── Record excerpts ──

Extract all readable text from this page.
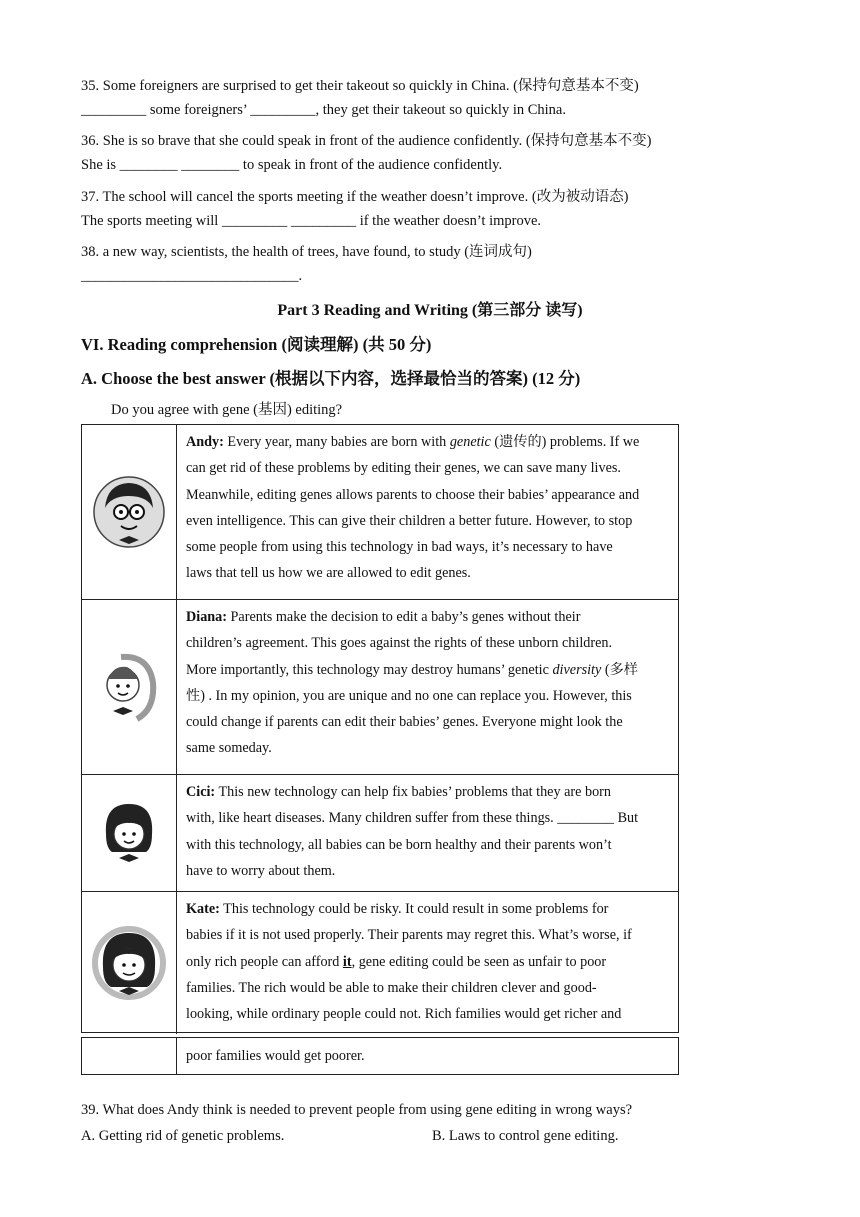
35. Some foreigners are surprised to get their takeout so quickly in China. (保持句意基本不变)
_________ some foreigners’ _________, they get their takeout so quickly in China.
36. She is so brave that she could speak in front of the audience confidently. (保持句意基本不变)
She is ________ ________ to speak in front of the audience confidently.
37. The school will cancel the sports meeting if the weather doesn’t improve. (改为被动语态)
The sports meeting will _________ _________ if the weather doesn’t improve.
38. a new way, scientists, the health of trees, have found, to study (连词成句)
______________________________.
Part 3 Reading and Writing (第三部分 读写)
VI. Reading comprehension (阅读理解) (共 50 分)
A. Choose the best answer (根据以下内容，选择最恰当的答案) (12 分)
Do you agree with gene (基因) editing?
Andy: Every year, many babies are born with genetic (遗传的) problems. If we
can get rid of these problems by editing their genes, we can save many lives.
Meanwhile, editing genes allows parents to choose their babies’ appearance and
even intelligence. This can give their children a better future. However, to stop
some people from using this technology in bad ways, it’s necessary to have
laws that tell us how we are allowed to edit genes.
Diana: Parents make the decision to edit a baby’s genes without their
children’s agreement. This goes against the rights of these unborn children.
More importantly, this technology may destroy humans’ genetic diversity (多样
性) . In my opinion, you are unique and no one can replace you. However, this
could change if parents can edit their babies’ genes. Everyone might look the
same someday.
Cici: This new technology can help fix babies’ problems that they are born
with, like heart diseases. Many children suffer from these things. ________ But
with this technology, all babies can be born healthy and their parents won’t
have to worry about them.
Kate: This technology could be risky. It could result in some problems for
babies if it is not used properly. Their parents may regret this. What’s worse, if
only rich people can afford it, gene editing could be seen as unfair to poor
families. The rich would be able to make their children clever and good-
looking, while ordinary people could not. Rich families would get richer and
poor families would get poorer.
39. What does Andy think is needed to prevent people from using gene editing in wrong ways?
A. Getting rid of genetic problems.	B. Laws to control gene editing.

───

▶ _Prompt_
Output each line exactly as shown above; no pictures go in the copy.

▶ _Written reply_
Extract all readable text from this page.
35. Some foreigners are surprised to get their takeout so quickly in China. (保持句意基本不变)
_________ some foreigners’ _________, they get their takeout so quickly in China.
36. She is so brave that she could speak in front of the audience confidently. (保持句意基本不变)
She is ________ ________ to speak in front of the audience confidently.
37. The school will cancel the sports meeting if the weather doesn’t improve. (改为被动语态)
The sports meeting will _________ _________ if the weather doesn’t improve.
38. a new way, scientists, the health of trees, have found, to study (连词成句)
______________________________.
Part 3 Reading and Writing (第三部分 读写)
VI. Reading comprehension (阅读理解) (共 50 分)
A. Choose the best answer (根据以下内容，选择最恰当的答案) (12 分)
Do you agree with gene (基因) editing?
Andy: Every year, many babies are born with genetic (遗传的) problems. If we
can get rid of these problems by editing their genes, we can save many lives.
Meanwhile, editing genes allows parents to choose their babies’ appearance and
even intelligence. This can give their children a better future. However, to stop
some people from using this technology in bad ways, it’s necessary to have
laws that tell us how we are allowed to edit genes.
Diana: Parents make the decision to edit a baby’s genes without their
children’s agreement. This goes against the rights of these unborn children.
More importantly, this technology may destroy humans’ genetic diversity (多样
性) . In my opinion, you are unique and no one can replace you. However, this
could change if parents can edit their babies’ genes. Everyone might look the
same someday.
Cici: This new technology can help fix babies’ problems that they are born
with, like heart diseases. Many children suffer from these things. ________ But
with this technology, all babies can be born healthy and their parents won’t
have to worry about them.
Kate: This technology could be risky. It could result in some problems for
babies if it is not used properly. Their parents may regret this. What’s worse, if
only rich people can afford it, gene editing could be seen as unfair to poor
families. The rich would be able to make their children clever and good-
looking, while ordinary people could not. Rich families would get richer and
poor families would get poorer.
39. What does Andy think is needed to prevent people from using gene editing in wrong ways?
A. Getting rid of genetic problems.	B. Laws to control gene editing.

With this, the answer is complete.